== Extracted material

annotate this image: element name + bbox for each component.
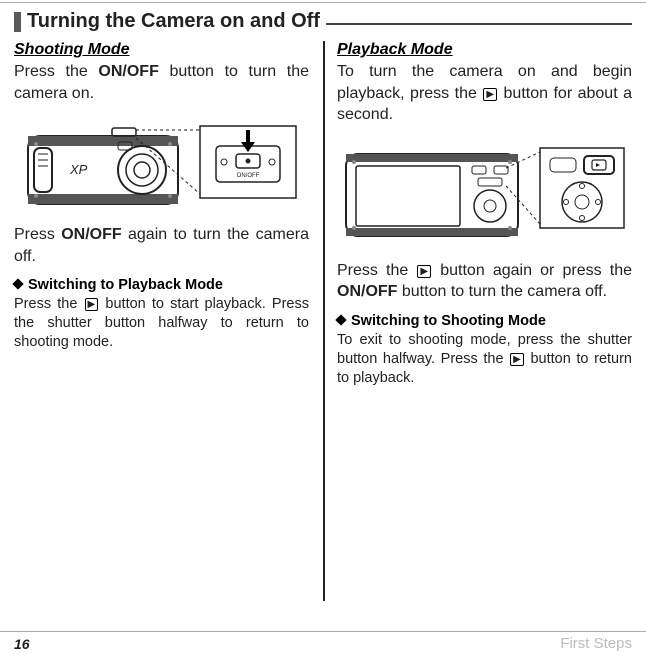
playback-p1: To turn the camera on and begin playback… — [337, 61, 632, 126]
playback-illustration — [337, 136, 632, 246]
shooting-p2: Press ON/OFF again to turn the camera of… — [14, 224, 309, 267]
svg-text:ON/OFF: ON/OFF — [236, 173, 259, 179]
page-title: Turning the Camera on and Off — [27, 10, 320, 33]
play-icon: ▶ — [85, 298, 99, 311]
page-number: 16 — [14, 636, 30, 652]
text: button again or press the — [432, 262, 632, 279]
shooting-illustration: XP — [14, 114, 309, 210]
column-divider — [323, 41, 325, 601]
footer-label: First Steps — [560, 635, 632, 652]
onoff-label: ON/OFF — [337, 283, 397, 300]
diamond-icon — [335, 314, 346, 325]
switch-playback-text: Press the ▶ button to start playback. Pr… — [14, 295, 309, 352]
onoff-label: ON/OFF — [61, 226, 121, 243]
right-column: Playback Mode To turn the camera on and … — [323, 41, 632, 388]
text: Switching to Playback Mode — [28, 277, 223, 293]
shooting-p1: Press the ON/OFF button to turn the came… — [14, 61, 309, 104]
playback-mode-heading: Playback Mode — [337, 41, 632, 59]
text: Press — [14, 226, 61, 243]
text: Switching to Shooting Mode — [351, 313, 546, 329]
left-column: Shooting Mode Press the ON/OFF button to… — [14, 41, 323, 388]
play-icon: ▶ — [510, 353, 524, 366]
playback-p2: Press the ▶ button again or press the ON… — [337, 260, 632, 303]
diamond-icon — [12, 279, 23, 290]
shooting-mode-heading: Shooting Mode — [14, 41, 309, 59]
switch-shooting-heading: Switching to Shooting Mode — [337, 313, 632, 329]
title-rule — [326, 23, 632, 25]
text: Press the — [14, 63, 98, 80]
camera-onoff-diagram: XP — [22, 114, 302, 210]
onoff-label: ON/OFF — [98, 63, 158, 80]
text: Press the — [14, 296, 84, 312]
text: Press the — [337, 262, 416, 279]
title-bar: Turning the Camera on and Off — [14, 10, 632, 33]
footer: 16 First Steps — [14, 635, 632, 652]
title-mark — [14, 12, 21, 32]
play-icon: ▶ — [417, 265, 431, 278]
text: button to turn the camera off. — [397, 283, 607, 300]
svg-text:XP: XP — [69, 162, 88, 177]
switch-playback-heading: Switching to Playback Mode — [14, 277, 309, 293]
play-icon: ▶ — [483, 88, 497, 101]
camera-play-diagram — [340, 136, 630, 246]
switch-shooting-text: To exit to shooting mode, press the shut… — [337, 331, 632, 388]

====

> [Written request]:
Copy out every line of the entries above word for word, but omit the picture placeholder.

> [Result below]:
annotate this image: element name + bbox for each component.
playback-p1: To turn the camera on and begin playback… — [337, 61, 632, 126]
playback-illustration — [337, 136, 632, 246]
shooting-p2: Press ON/OFF again to turn the camera of… — [14, 224, 309, 267]
svg-text:ON/OFF: ON/OFF — [236, 173, 259, 179]
page-title: Turning the Camera on and Off — [27, 10, 320, 33]
play-icon: ▶ — [85, 298, 99, 311]
page-number: 16 — [14, 636, 30, 652]
text: button again or press the — [432, 262, 632, 279]
shooting-illustration: XP — [14, 114, 309, 210]
column-divider — [323, 41, 325, 601]
footer-label: First Steps — [560, 635, 632, 652]
onoff-label: ON/OFF — [337, 283, 397, 300]
diamond-icon — [335, 314, 346, 325]
switch-playback-text: Press the ▶ button to start playback. Pr… — [14, 295, 309, 352]
onoff-label: ON/OFF — [61, 226, 121, 243]
right-column: Playback Mode To turn the camera on and … — [323, 41, 632, 388]
text: Switching to Playback Mode — [28, 277, 223, 293]
shooting-p1: Press the ON/OFF button to turn the came… — [14, 61, 309, 104]
playback-mode-heading: Playback Mode — [337, 41, 632, 59]
text: Press — [14, 226, 61, 243]
text: Switching to Shooting Mode — [351, 313, 546, 329]
left-column: Shooting Mode Press the ON/OFF button to… — [14, 41, 323, 388]
play-icon: ▶ — [510, 353, 524, 366]
playback-p2: Press the ▶ button again or press the ON… — [337, 260, 632, 303]
diamond-icon — [12, 279, 23, 290]
shooting-mode-heading: Shooting Mode — [14, 41, 309, 59]
switch-shooting-heading: Switching to Shooting Mode — [337, 313, 632, 329]
title-rule — [326, 23, 632, 25]
text: Press the — [14, 63, 98, 80]
camera-onoff-diagram: XP — [22, 114, 302, 210]
onoff-label: ON/OFF — [98, 63, 158, 80]
text: Press the — [14, 296, 84, 312]
text: Press the — [337, 262, 416, 279]
title-bar: Turning the Camera on and Off — [14, 10, 632, 33]
footer: 16 First Steps — [14, 635, 632, 652]
title-mark — [14, 12, 21, 32]
play-icon: ▶ — [417, 265, 431, 278]
text: button to turn the camera off. — [397, 283, 607, 300]
svg-text:XP: XP — [69, 162, 88, 177]
switch-playback-heading: Switching to Playback Mode — [14, 277, 309, 293]
play-icon: ▶ — [483, 88, 497, 101]
camera-play-diagram — [340, 136, 630, 246]
switch-shooting-text: To exit to shooting mode, press the shut… — [337, 331, 632, 388]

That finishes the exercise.